[Collected data entries]
----------------

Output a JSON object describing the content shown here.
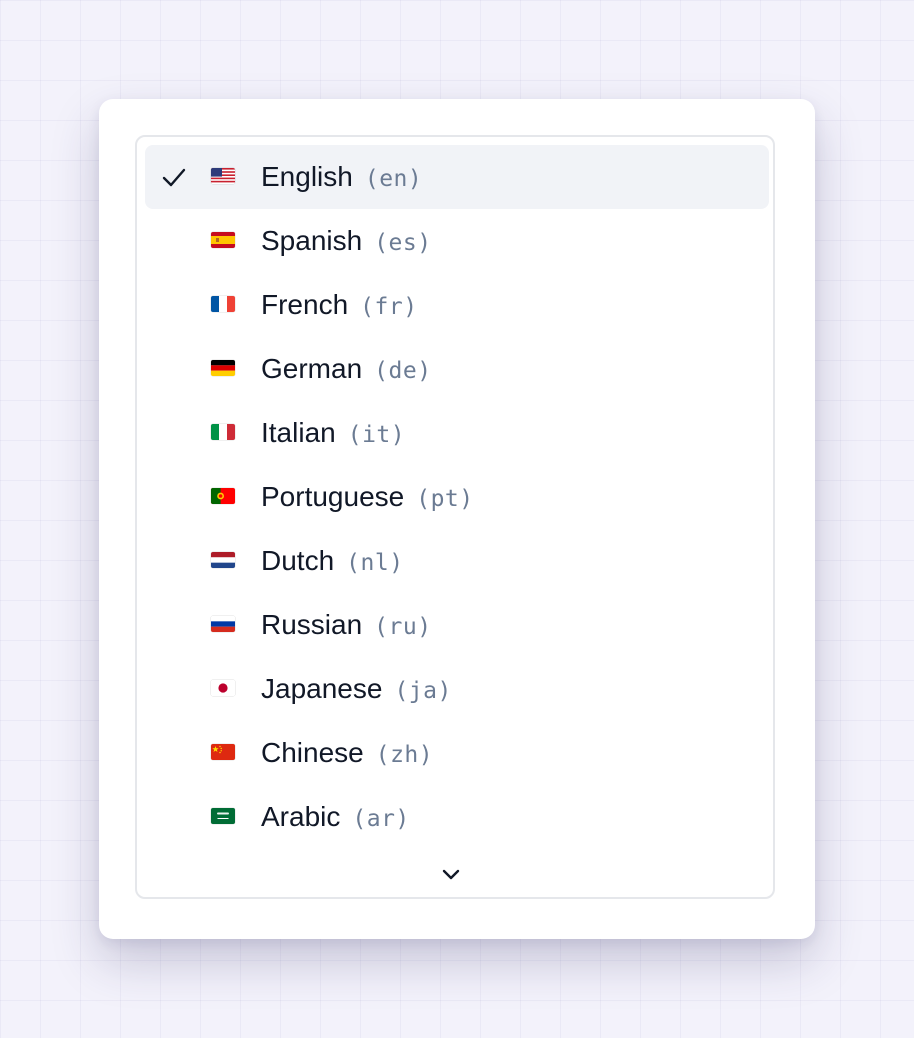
{
  "languages": {
    "items": [
      {
        "name": "English",
        "code": "(en)",
        "flag": "us-flag-icon",
        "selected": true
      },
      {
        "name": "Spanish",
        "code": "(es)",
        "flag": "es-flag-icon",
        "selected": false
      },
      {
        "name": "French",
        "code": "(fr)",
        "flag": "fr-flag-icon",
        "selected": false
      },
      {
        "name": "German",
        "code": "(de)",
        "flag": "de-flag-icon",
        "selected": false
      },
      {
        "name": "Italian",
        "code": "(it)",
        "flag": "it-flag-icon",
        "selected": false
      },
      {
        "name": "Portuguese",
        "code": "(pt)",
        "flag": "pt-flag-icon",
        "selected": false
      },
      {
        "name": "Dutch",
        "code": "(nl)",
        "flag": "nl-flag-icon",
        "selected": false
      },
      {
        "name": "Russian",
        "code": "(ru)",
        "flag": "ru-flag-icon",
        "selected": false
      },
      {
        "name": "Japanese",
        "code": "(ja)",
        "flag": "jp-flag-icon",
        "selected": false
      },
      {
        "name": "Chinese",
        "code": "(zh)",
        "flag": "cn-flag-icon",
        "selected": false
      },
      {
        "name": "Arabic",
        "code": "(ar)",
        "flag": "sa-flag-icon",
        "selected": false
      }
    ],
    "scroll_indicator_icon": "chevron-down-icon",
    "selected_icon": "checkmark-icon"
  },
  "colors": {
    "selected_row_bg": "#f1f3f7",
    "text": "#111827",
    "code_text": "#6b7b93",
    "border": "#e5e7eb"
  }
}
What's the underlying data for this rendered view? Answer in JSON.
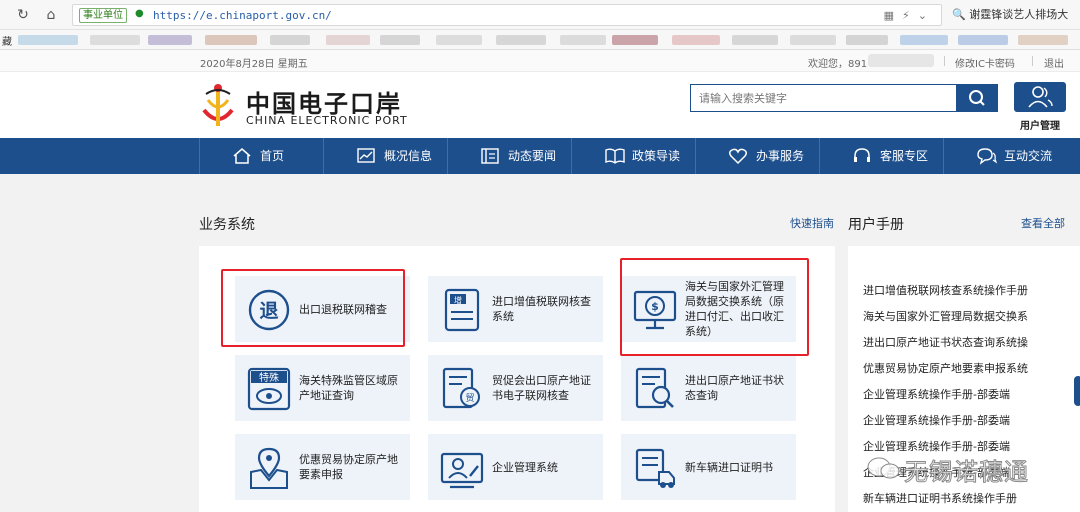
{
  "browser": {
    "url_badge": "事业单位",
    "url": "https://e.chinaport.gov.cn/",
    "search_text": "谢霆锋谈艺人排场大",
    "bookmark_label": "藏"
  },
  "topbar": {
    "date": "2020年8月28日 星期五",
    "welcome": "欢迎您，891",
    "modify_ic": "修改IC卡密码",
    "logout": "退出"
  },
  "header": {
    "logo_cn": "中国电子口岸",
    "logo_en": "CHINA ELECTRONIC PORT",
    "search_placeholder": "请输入搜索关键字",
    "user_label": "用户管理"
  },
  "nav": [
    "首页",
    "概况信息",
    "动态要闻",
    "政策导读",
    "办事服务",
    "客服专区",
    "互动交流"
  ],
  "business": {
    "title": "业务系统",
    "guide": "快速指南",
    "cards": [
      {
        "label": "出口退税联网稽查",
        "icon": "tui-icon"
      },
      {
        "label": "进口增值税联网核查系统",
        "icon": "zeng-icon"
      },
      {
        "label": "海关与国家外汇管理局数据交换系统（原进口付汇、出口收汇系统）",
        "icon": "exchange-monitor-icon"
      },
      {
        "label": "海关特殊监管区域原产地证查询",
        "icon": "teshu-icon"
      },
      {
        "label": "贸促会出口原产地证书电子联网核查",
        "icon": "certificate-check-icon"
      },
      {
        "label": "进出口原产地证书状态查询",
        "icon": "certificate-search-icon"
      },
      {
        "label": "优惠贸易协定原产地要素申报",
        "icon": "map-pin-icon"
      },
      {
        "label": "企业管理系统",
        "icon": "user-manage-icon"
      },
      {
        "label": "新车辆进口证明书",
        "icon": "truck-icon"
      }
    ],
    "highlight_color": "#e6212a"
  },
  "manual": {
    "title": "用户手册",
    "all": "查看全部",
    "items": [
      "进口增值税联网核查系统操作手册",
      "海关与国家外汇管理局数据交换系",
      "进出口原产地证书状态查询系统操",
      "优惠贸易协定原产地要素申报系统",
      "企业管理系统操作手册-部委端",
      "企业管理系统操作手册-部委端",
      "企业管理系统操作手册-部委端",
      "企业管理系统操作手册-部委端",
      "新车辆进口证明书系统操作手册"
    ]
  },
  "watermark": "无锡诺穗通",
  "colors": {
    "brand": "#1e4f8d",
    "card_bg": "#eef3fa"
  }
}
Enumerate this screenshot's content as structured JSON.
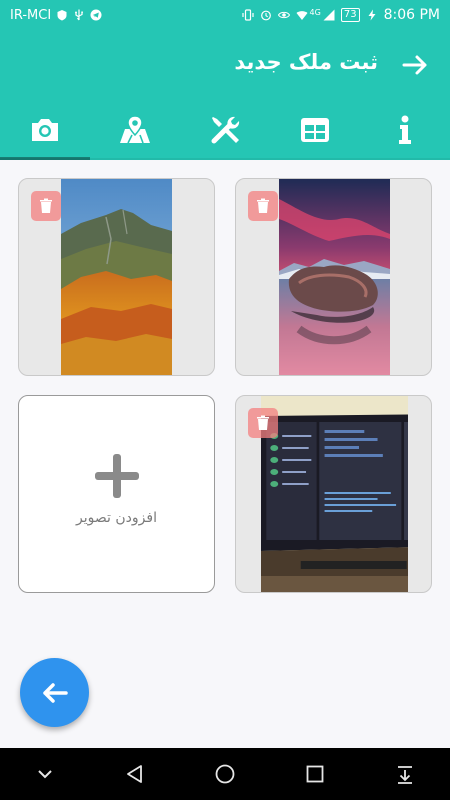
{
  "status_bar": {
    "carrier": "IR-MCI",
    "battery": "73",
    "time": "8:06 PM",
    "network": "4G"
  },
  "app_bar": {
    "title": "ثبت ملک جدید"
  },
  "tabs": [
    {
      "icon": "info-icon",
      "active": false
    },
    {
      "icon": "table-icon",
      "active": false
    },
    {
      "icon": "tools-icon",
      "active": false
    },
    {
      "icon": "map-icon",
      "active": false
    },
    {
      "icon": "camera-icon",
      "active": true
    }
  ],
  "photos": [
    {
      "icon": "trash-icon",
      "subject": "autumn mountain"
    },
    {
      "icon": "trash-icon",
      "subject": "lake rock sunset"
    },
    {
      "icon": "trash-icon",
      "subject": "monitor screen"
    }
  ],
  "add_photo": {
    "label": "افزودن تصویر"
  },
  "colors": {
    "primary": "#25c6b4",
    "fab": "#2f93ee",
    "delete": "#f48080"
  }
}
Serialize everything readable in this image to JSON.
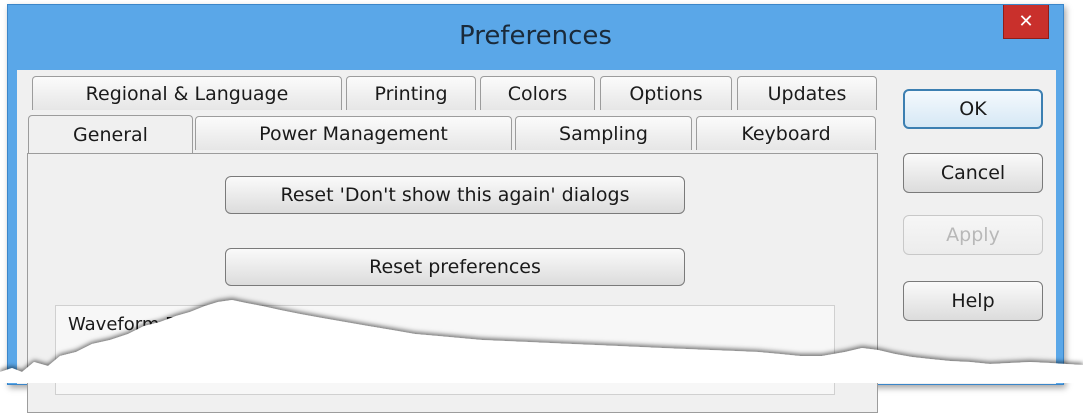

----------------

### SHORT PROBLEM
In your copy of the listing above, reproduce each line exactly and omit all pictures.

### PROBLEM SOLUTION
Output a JSON object describing the content shown here.
{
  "languages": {
    "items": [
      {
        "name": "English",
        "code": "(en)",
        "flag": "us-flag-icon",
        "selected": true
      },
      {
        "name": "Spanish",
        "code": "(es)",
        "flag": "es-flag-icon",
        "selected": false
      },
      {
        "name": "French",
        "code": "(fr)",
        "flag": "fr-flag-icon",
        "selected": false
      },
      {
        "name": "German",
        "code": "(de)",
        "flag": "de-flag-icon",
        "selected": false
      },
      {
        "name": "Italian",
        "code": "(it)",
        "flag": "it-flag-icon",
        "selected": false
      },
      {
        "name": "Portuguese",
        "code": "(pt)",
        "flag": "pt-flag-icon",
        "selected": false
      },
      {
        "name": "Dutch",
        "code": "(nl)",
        "flag": "nl-flag-icon",
        "selected": false
      },
      {
        "name": "Russian",
        "code": "(ru)",
        "flag": "ru-flag-icon",
        "selected": false
      },
      {
        "name": "Japanese",
        "code": "(ja)",
        "flag": "jp-flag-icon",
        "selected": false
      },
      {
        "name": "Chinese",
        "code": "(zh)",
        "flag": "cn-flag-icon",
        "selected": false
      },
      {
        "name": "Arabic",
        "code": "(ar)",
        "flag": "sa-flag-icon",
        "selected": false
      }
    ],
    "scroll_indicator_icon": "chevron-down-icon",
    "selected_icon": "checkmark-icon"
  },
  "colors": {
    "selected_row_bg": "#f1f3f7",
    "text": "#111827",
    "code_text": "#6b7b93",
    "border": "#e5e7eb"
  }
}
What's the underlying data for this rendered view? Answer in JSON.
{
  "browser": {
    "url_badge": "事业单位",
    "url": "https://e.chinaport.gov.cn/",
    "search_text": "谢霆锋谈艺人排场大",
    "bookmark_label": "藏"
  },
  "topbar": {
    "date": "2020年8月28日 星期五",
    "welcome": "欢迎您，891",
    "modify_ic": "修改IC卡密码",
    "logout": "退出"
  },
  "header": {
    "logo_cn": "中国电子口岸",
    "logo_en": "CHINA ELECTRONIC PORT",
    "search_placeholder": "请输入搜索关键字",
    "user_label": "用户管理"
  },
  "nav": [
    "首页",
    "概况信息",
    "动态要闻",
    "政策导读",
    "办事服务",
    "客服专区",
    "互动交流"
  ],
  "business": {
    "title": "业务系统",
    "guide": "快速指南",
    "cards": [
      {
        "label": "出口退税联网稽查",
        "icon": "tui-icon"
      },
      {
        "label": "进口增值税联网核查系统",
        "icon": "zeng-icon"
      },
      {
        "label": "海关与国家外汇管理局数据交换系统（原进口付汇、出口收汇系统）",
        "icon": "exchange-monitor-icon"
      },
      {
        "label": "海关特殊监管区域原产地证查询",
        "icon": "teshu-icon"
      },
      {
        "label": "贸促会出口原产地证书电子联网核查",
        "icon": "certificate-check-icon"
      },
      {
        "label": "进出口原产地证书状态查询",
        "icon": "certificate-search-icon"
      },
      {
        "label": "优惠贸易协定原产地要素申报",
        "icon": "map-pin-icon"
      },
      {
        "label": "企业管理系统",
        "icon": "user-manage-icon"
      },
      {
        "label": "新车辆进口证明书",
        "icon": "truck-icon"
      }
    ],
    "highlight_color": "#e6212a"
  },
  "manual": {
    "title": "用户手册",
    "all": "查看全部",
    "items": [
      "进口增值税联网核查系统操作手册",
      "海关与国家外汇管理局数据交换系",
      "进出口原产地证书状态查询系统操",
      "优惠贸易协定原产地要素申报系统",
      "企业管理系统操作手册-部委端",
      "企业管理系统操作手册-部委端",
      "企业管理系统操作手册-部委端",
      "企业管理系统操作手册-部委端",
      "新车辆进口证明书系统操作手册"
    ]
  },
  "watermark": "无锡诺穗通",
  "colors": {
    "brand": "#1e4f8d",
    "card_bg": "#eef3fa"
  }
}
Enumerate this screenshot's content as structured JSON.
{
  "status_bar": {
    "carrier": "IR-MCI",
    "battery": "73",
    "time": "8:06 PM",
    "network": "4G"
  },
  "app_bar": {
    "title": "ثبت ملک جدید"
  },
  "tabs": [
    {
      "icon": "info-icon",
      "active": false
    },
    {
      "icon": "table-icon",
      "active": false
    },
    {
      "icon": "tools-icon",
      "active": false
    },
    {
      "icon": "map-icon",
      "active": false
    },
    {
      "icon": "camera-icon",
      "active": true
    }
  ],
  "photos": [
    {
      "icon": "trash-icon",
      "subject": "autumn mountain"
    },
    {
      "icon": "trash-icon",
      "subject": "lake rock sunset"
    },
    {
      "icon": "trash-icon",
      "subject": "monitor screen"
    }
  ],
  "add_photo": {
    "label": "افزودن تصویر"
  },
  "colors": {
    "primary": "#25c6b4",
    "fab": "#2f93ee",
    "delete": "#f48080"
  }
}
Serialize everything readable in this image to JSON.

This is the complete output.